## REQUIRED TASK
Take each line containing the word "Name" and copy it.

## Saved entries

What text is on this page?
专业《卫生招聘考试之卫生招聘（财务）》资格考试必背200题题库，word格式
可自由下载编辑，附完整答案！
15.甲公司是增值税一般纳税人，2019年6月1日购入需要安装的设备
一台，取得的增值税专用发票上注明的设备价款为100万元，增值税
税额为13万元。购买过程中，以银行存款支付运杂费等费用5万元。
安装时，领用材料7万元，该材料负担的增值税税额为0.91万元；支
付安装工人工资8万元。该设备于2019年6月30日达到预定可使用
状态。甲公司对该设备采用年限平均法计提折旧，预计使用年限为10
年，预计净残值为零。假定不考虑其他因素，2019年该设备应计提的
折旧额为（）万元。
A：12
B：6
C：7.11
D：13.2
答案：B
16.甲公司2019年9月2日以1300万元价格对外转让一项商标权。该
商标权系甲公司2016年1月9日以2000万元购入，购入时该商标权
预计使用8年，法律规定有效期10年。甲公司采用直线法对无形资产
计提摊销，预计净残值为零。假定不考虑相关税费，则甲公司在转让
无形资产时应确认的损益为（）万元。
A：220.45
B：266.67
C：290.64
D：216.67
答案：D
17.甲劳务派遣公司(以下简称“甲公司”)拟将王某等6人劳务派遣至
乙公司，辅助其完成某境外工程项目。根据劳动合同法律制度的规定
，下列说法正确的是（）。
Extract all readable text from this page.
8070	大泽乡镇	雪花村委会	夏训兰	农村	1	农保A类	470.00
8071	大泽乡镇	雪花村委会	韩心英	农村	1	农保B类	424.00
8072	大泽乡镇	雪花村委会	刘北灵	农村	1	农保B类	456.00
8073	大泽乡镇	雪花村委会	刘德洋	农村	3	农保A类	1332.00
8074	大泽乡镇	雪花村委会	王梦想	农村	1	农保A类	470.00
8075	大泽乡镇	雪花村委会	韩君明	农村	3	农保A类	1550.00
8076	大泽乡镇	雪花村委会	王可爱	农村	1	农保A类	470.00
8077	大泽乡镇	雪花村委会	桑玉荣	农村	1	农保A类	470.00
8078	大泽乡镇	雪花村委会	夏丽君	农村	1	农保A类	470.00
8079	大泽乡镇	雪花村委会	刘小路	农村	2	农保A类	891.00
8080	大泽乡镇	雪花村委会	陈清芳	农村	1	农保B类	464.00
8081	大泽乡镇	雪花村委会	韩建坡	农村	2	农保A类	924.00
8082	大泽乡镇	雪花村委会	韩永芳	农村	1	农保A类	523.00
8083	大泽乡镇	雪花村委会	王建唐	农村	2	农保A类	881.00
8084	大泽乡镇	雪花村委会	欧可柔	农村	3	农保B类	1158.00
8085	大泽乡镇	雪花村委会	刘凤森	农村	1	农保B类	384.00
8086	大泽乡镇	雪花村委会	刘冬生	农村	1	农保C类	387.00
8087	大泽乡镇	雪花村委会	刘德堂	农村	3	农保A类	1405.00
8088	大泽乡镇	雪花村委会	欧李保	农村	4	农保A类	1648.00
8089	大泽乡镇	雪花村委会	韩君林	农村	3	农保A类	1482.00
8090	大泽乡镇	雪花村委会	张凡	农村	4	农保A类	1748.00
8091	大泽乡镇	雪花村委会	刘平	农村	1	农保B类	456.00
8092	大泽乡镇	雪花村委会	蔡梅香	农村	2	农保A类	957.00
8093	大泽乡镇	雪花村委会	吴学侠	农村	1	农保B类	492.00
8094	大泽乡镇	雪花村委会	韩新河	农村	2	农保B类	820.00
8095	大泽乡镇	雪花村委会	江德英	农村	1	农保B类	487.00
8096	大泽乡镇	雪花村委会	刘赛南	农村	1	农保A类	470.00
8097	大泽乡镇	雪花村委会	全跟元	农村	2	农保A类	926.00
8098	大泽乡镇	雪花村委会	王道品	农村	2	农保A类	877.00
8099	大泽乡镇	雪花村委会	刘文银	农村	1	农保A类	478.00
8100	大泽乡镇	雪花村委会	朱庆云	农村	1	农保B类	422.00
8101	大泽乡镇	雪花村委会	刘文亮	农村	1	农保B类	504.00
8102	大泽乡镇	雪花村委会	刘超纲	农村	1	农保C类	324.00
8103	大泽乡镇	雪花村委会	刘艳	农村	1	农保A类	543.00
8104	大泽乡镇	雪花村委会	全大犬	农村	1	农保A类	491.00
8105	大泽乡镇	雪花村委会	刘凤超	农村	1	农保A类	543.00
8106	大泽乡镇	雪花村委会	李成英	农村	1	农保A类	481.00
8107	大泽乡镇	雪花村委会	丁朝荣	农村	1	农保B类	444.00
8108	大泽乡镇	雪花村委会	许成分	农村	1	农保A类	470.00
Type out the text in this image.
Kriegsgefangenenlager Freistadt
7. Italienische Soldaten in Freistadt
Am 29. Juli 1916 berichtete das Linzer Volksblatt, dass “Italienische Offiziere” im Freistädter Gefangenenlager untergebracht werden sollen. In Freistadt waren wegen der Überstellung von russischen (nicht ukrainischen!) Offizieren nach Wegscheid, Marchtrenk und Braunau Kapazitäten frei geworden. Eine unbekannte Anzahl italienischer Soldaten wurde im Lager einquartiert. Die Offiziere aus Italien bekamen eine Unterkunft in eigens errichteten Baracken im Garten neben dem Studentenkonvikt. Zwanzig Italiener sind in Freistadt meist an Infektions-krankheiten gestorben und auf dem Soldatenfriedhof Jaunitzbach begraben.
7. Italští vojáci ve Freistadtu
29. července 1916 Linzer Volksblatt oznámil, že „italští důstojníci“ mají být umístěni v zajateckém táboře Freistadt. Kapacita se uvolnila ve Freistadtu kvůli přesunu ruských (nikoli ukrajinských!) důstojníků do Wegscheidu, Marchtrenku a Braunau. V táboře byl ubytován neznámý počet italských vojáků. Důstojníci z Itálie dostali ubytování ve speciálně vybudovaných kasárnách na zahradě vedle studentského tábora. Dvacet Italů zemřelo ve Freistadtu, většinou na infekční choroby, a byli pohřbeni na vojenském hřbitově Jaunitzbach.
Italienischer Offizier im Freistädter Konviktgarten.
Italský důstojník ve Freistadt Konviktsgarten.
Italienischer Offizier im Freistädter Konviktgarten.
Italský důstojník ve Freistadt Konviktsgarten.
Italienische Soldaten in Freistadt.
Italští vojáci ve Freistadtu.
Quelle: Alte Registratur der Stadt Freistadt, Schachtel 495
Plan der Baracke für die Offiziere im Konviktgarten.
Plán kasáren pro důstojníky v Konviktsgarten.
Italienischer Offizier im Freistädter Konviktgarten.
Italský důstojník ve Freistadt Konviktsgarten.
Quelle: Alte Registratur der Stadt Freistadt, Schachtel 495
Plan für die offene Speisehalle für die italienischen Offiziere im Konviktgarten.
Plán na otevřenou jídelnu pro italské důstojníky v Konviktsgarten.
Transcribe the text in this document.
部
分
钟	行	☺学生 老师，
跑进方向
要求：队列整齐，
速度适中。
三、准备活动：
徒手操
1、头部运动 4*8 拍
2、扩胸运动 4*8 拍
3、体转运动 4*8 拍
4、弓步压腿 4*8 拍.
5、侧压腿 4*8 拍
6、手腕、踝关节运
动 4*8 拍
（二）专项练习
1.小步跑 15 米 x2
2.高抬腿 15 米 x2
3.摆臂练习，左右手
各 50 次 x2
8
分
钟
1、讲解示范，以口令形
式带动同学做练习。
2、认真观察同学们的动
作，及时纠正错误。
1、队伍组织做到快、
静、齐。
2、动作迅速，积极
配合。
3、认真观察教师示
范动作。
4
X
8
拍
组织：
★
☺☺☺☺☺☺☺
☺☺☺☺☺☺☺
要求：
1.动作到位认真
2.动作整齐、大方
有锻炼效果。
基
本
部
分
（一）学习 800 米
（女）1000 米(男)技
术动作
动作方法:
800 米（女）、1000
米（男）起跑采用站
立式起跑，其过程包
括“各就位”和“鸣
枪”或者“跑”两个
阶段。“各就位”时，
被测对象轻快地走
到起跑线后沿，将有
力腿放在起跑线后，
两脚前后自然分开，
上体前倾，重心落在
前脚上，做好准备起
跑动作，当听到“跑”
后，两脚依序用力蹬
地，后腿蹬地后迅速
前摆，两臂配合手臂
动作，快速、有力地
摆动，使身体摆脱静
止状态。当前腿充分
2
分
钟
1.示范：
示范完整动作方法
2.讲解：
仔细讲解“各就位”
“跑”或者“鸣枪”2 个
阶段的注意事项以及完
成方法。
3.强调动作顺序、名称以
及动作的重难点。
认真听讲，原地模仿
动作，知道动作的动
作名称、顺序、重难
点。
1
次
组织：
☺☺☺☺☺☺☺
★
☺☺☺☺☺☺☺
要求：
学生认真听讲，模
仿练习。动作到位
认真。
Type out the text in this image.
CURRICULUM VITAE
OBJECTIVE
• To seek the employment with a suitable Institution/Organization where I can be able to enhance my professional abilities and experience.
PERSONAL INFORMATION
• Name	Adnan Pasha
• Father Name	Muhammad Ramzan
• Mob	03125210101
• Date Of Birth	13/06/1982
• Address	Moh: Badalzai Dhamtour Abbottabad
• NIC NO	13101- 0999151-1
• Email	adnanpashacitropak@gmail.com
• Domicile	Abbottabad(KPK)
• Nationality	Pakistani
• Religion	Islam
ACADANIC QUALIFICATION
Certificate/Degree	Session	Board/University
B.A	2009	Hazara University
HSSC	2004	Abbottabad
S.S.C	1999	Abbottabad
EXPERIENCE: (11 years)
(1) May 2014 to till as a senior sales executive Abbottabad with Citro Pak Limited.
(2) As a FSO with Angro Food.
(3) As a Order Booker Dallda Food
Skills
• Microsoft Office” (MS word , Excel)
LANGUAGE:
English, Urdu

## TASK OUTPUT
• Name	Adnan Pasha
• Father Name	Muhammad Ramzan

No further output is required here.